■ Goal of the exercise ■
Take from the listing each line that has the string "structured".

· · · · ·

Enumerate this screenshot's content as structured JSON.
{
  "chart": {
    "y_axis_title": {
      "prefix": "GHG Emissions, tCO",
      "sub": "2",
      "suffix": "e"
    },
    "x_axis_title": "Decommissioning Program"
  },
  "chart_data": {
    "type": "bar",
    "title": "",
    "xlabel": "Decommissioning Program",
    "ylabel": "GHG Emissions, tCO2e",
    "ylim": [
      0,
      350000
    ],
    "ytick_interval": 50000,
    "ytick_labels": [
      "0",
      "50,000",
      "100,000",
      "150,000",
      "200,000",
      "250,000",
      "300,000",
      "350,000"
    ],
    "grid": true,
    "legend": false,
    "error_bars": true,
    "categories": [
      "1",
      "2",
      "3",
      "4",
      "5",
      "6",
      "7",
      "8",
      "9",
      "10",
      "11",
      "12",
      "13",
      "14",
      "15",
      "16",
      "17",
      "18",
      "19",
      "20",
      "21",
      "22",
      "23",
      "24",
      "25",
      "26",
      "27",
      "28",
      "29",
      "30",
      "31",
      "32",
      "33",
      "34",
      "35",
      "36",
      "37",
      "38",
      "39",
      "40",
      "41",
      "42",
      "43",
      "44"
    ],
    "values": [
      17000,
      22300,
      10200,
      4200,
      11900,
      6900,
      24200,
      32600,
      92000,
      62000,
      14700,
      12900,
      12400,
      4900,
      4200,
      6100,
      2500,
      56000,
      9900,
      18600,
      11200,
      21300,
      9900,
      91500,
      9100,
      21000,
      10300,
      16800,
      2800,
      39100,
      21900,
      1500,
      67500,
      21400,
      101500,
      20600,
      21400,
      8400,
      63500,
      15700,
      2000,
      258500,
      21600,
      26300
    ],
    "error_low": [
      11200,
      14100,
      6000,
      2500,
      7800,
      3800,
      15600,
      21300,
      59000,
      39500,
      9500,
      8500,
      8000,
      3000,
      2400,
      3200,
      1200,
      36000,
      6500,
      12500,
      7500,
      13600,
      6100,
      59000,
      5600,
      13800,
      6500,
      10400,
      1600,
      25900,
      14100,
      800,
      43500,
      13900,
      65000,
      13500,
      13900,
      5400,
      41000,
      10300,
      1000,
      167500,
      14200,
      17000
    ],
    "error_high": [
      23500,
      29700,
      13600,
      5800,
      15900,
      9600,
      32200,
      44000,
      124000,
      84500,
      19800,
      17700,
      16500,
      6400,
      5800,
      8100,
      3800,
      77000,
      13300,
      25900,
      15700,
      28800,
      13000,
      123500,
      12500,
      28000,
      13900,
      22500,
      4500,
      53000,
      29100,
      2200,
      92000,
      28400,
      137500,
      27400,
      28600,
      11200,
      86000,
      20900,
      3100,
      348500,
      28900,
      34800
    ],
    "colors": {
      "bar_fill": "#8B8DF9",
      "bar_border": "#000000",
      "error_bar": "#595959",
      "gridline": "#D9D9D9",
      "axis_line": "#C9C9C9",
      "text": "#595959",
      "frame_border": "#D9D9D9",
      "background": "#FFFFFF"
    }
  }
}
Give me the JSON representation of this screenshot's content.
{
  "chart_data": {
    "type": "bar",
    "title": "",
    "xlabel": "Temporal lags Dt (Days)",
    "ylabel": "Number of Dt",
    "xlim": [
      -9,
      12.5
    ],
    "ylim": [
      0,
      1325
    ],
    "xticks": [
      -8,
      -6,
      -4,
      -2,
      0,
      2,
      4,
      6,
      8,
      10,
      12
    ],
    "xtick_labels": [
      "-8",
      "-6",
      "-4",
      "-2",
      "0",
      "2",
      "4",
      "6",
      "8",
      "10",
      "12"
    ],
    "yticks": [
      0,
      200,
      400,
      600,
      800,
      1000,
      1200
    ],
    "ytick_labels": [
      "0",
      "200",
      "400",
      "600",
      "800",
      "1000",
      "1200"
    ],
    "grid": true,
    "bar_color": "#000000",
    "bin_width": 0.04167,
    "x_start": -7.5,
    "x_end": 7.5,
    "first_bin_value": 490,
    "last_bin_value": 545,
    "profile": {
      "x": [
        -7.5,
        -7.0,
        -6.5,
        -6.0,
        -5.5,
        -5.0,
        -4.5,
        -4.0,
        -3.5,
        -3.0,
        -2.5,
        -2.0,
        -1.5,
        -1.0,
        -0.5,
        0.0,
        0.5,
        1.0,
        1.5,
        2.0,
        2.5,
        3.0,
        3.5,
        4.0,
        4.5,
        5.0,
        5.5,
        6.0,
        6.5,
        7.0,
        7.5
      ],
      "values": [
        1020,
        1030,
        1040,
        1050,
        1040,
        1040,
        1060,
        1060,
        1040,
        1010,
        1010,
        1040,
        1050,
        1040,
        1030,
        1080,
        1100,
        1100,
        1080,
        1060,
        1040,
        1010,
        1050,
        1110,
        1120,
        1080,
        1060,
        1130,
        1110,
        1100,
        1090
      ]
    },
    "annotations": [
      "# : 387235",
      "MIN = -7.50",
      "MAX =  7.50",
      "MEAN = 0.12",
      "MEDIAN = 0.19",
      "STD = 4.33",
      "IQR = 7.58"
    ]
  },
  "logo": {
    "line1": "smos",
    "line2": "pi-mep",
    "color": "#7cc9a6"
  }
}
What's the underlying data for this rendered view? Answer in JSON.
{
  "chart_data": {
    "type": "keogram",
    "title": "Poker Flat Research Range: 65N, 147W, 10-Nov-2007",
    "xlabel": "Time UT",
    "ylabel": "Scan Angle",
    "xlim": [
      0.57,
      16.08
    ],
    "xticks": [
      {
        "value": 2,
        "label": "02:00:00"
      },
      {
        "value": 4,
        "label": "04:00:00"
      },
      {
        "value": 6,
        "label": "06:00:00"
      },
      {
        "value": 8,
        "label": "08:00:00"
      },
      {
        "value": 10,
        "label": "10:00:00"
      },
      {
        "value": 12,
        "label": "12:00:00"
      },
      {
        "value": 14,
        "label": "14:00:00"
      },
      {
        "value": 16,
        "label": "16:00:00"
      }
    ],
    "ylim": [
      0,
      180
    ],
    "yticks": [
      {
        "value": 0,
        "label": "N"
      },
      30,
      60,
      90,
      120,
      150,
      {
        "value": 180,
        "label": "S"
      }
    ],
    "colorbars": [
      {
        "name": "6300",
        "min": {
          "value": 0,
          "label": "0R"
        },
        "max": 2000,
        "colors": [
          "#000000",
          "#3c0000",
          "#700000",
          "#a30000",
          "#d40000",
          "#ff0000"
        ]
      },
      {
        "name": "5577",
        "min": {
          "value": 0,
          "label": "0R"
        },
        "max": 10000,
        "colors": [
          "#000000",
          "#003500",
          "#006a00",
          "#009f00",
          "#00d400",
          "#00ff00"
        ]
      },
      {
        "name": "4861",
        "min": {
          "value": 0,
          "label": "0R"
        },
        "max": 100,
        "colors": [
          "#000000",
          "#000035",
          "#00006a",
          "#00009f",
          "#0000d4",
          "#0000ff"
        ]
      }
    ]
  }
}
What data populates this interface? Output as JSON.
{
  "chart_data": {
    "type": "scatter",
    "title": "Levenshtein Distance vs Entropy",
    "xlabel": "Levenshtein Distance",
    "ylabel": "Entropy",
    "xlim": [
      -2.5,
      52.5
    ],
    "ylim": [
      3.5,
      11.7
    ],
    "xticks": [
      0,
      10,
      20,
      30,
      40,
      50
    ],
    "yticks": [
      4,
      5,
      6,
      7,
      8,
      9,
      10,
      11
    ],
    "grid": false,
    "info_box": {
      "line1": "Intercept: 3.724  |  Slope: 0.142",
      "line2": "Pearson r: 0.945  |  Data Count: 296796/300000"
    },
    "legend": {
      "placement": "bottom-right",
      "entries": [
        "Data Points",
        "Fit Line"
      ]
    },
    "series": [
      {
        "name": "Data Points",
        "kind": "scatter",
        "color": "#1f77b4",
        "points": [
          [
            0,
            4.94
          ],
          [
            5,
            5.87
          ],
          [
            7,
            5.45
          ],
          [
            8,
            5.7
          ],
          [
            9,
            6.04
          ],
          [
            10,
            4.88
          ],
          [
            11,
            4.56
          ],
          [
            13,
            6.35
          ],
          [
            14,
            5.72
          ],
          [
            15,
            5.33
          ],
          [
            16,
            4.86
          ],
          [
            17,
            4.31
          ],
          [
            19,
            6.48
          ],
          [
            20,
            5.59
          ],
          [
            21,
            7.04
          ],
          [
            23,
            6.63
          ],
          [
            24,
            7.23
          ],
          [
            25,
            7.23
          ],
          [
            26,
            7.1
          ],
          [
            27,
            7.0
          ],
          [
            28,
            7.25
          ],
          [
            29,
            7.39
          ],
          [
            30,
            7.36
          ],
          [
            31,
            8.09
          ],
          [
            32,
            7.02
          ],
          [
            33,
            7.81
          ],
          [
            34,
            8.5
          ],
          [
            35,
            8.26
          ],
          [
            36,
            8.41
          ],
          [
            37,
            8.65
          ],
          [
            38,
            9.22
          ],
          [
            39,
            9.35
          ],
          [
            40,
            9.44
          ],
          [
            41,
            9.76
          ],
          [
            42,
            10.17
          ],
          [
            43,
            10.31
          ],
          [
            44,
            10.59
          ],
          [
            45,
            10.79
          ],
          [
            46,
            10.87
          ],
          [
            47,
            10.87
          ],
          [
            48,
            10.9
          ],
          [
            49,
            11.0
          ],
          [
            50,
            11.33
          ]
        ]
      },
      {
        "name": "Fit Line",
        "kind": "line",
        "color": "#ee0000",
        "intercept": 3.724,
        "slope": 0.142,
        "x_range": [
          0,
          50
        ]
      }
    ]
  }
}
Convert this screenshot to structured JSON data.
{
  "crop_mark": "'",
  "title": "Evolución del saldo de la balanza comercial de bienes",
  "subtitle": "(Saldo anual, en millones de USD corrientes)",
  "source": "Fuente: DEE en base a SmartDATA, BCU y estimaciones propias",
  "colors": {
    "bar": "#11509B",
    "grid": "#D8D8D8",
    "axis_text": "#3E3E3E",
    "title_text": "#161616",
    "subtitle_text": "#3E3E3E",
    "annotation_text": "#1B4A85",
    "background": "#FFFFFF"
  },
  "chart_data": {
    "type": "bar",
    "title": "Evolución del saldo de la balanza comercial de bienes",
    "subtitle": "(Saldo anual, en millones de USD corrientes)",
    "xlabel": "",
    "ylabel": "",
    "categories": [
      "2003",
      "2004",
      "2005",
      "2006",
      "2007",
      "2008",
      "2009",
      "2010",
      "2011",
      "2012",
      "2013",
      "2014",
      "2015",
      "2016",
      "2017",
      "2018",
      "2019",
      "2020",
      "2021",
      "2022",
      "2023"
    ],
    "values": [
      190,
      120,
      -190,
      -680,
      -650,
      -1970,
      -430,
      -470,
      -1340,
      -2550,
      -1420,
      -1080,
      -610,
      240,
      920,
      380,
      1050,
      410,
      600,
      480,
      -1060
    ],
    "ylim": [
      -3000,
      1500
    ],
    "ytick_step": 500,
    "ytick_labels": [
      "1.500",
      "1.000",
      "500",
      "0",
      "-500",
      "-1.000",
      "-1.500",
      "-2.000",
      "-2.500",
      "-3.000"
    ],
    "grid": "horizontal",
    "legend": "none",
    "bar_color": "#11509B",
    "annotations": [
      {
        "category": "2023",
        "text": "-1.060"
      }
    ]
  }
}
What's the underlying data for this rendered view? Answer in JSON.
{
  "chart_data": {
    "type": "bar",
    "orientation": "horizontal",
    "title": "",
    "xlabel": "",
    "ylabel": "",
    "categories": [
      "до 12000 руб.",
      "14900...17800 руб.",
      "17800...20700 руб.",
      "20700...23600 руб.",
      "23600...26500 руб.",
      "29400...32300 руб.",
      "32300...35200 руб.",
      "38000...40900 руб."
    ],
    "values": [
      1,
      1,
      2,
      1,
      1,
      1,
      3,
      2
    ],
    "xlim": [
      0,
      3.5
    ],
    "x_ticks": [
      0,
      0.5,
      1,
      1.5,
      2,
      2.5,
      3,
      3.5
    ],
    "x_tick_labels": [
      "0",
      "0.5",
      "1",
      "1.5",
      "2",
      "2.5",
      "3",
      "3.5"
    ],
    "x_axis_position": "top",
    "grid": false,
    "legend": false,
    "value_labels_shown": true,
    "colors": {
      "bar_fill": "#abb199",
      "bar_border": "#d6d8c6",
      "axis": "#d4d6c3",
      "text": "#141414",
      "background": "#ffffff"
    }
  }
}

· · · · ·

■ Solution to this problem ■
Enumerate this screenshot's content as structured JSON.
Convert this screenshot to structured JSON data.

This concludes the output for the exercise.